_Aim of the exercise:_
Quote the listing below in full and exactly as written, but omit every picture.

───── Supplied records

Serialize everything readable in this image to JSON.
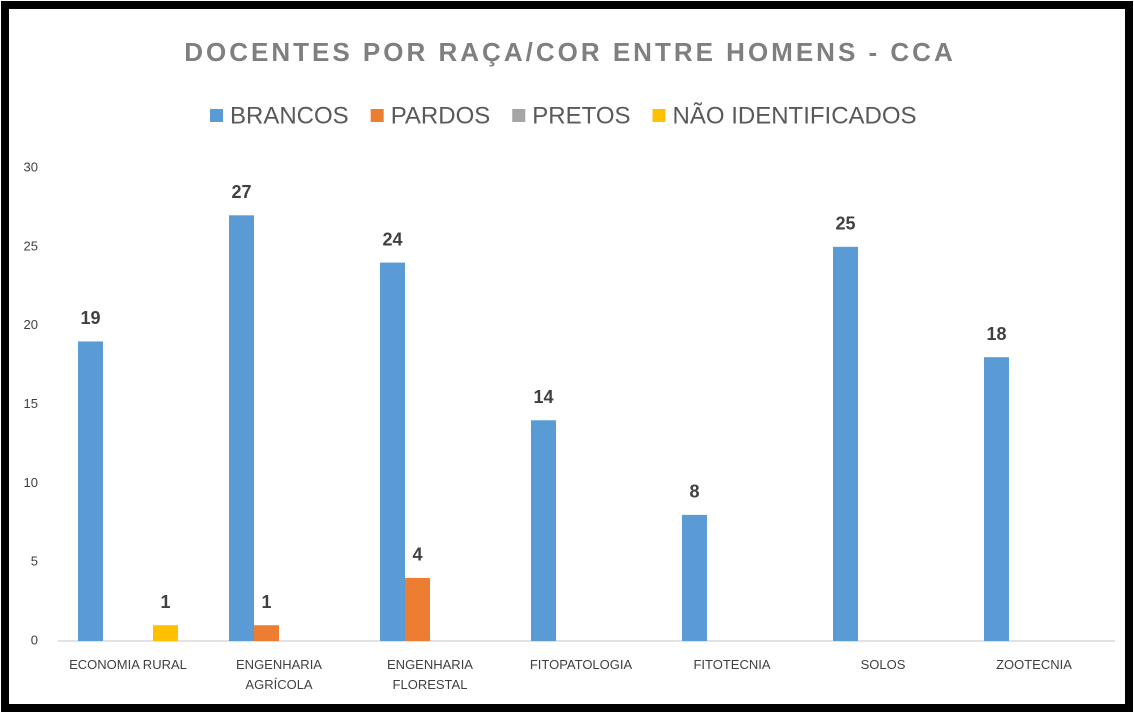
{
  "chart_data": {
    "type": "bar",
    "title": "DOCENTES POR RAÇA/COR ENTRE HOMENS - CCA",
    "categories": [
      "ECONOMIA RURAL",
      "ENGENHARIA\nAGRÍCOLA",
      "ENGENHARIA\nFLORESTAL",
      "FITOPATOLOGIA",
      "FITOTECNIA",
      "SOLOS",
      "ZOOTECNIA"
    ],
    "series": [
      {
        "name": "BRANCOS",
        "color": "#5b9bd5",
        "values": [
          19,
          27,
          24,
          14,
          8,
          25,
          18
        ]
      },
      {
        "name": "PARDOS",
        "color": "#ed7d31",
        "values": [
          null,
          1,
          4,
          null,
          null,
          null,
          null
        ]
      },
      {
        "name": "PRETOS",
        "color": "#a5a5a5",
        "values": [
          null,
          null,
          null,
          null,
          null,
          null,
          null
        ]
      },
      {
        "name": "NÃO IDENTIFICADOS",
        "color": "#ffc000",
        "values": [
          1,
          null,
          null,
          null,
          null,
          null,
          null
        ]
      }
    ],
    "ylim": [
      0,
      30
    ],
    "yticks": [
      0,
      5,
      10,
      15,
      20,
      25,
      30
    ],
    "grid": false,
    "legend": "top"
  }
}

──────────

_Solved exercise:_
Serialize everything readable in this image to JSON.
{
  "chart_data": {
    "type": "bar",
    "title": "DOCENTES POR RAÇA/COR ENTRE HOMENS - CCA",
    "categories": [
      "ECONOMIA RURAL",
      "ENGENHARIA\nAGRÍCOLA",
      "ENGENHARIA\nFLORESTAL",
      "FITOPATOLOGIA",
      "FITOTECNIA",
      "SOLOS",
      "ZOOTECNIA"
    ],
    "series": [
      {
        "name": "BRANCOS",
        "color": "#5b9bd5",
        "values": [
          19,
          27,
          24,
          14,
          8,
          25,
          18
        ]
      },
      {
        "name": "PARDOS",
        "color": "#ed7d31",
        "values": [
          null,
          1,
          4,
          null,
          null,
          null,
          null
        ]
      },
      {
        "name": "PRETOS",
        "color": "#a5a5a5",
        "values": [
          null,
          null,
          null,
          null,
          null,
          null,
          null
        ]
      },
      {
        "name": "NÃO IDENTIFICADOS",
        "color": "#ffc000",
        "values": [
          1,
          null,
          null,
          null,
          null,
          null,
          null
        ]
      }
    ],
    "ylim": [
      0,
      30
    ],
    "yticks": [
      0,
      5,
      10,
      15,
      20,
      25,
      30
    ],
    "grid": false,
    "legend": "top"
  }
}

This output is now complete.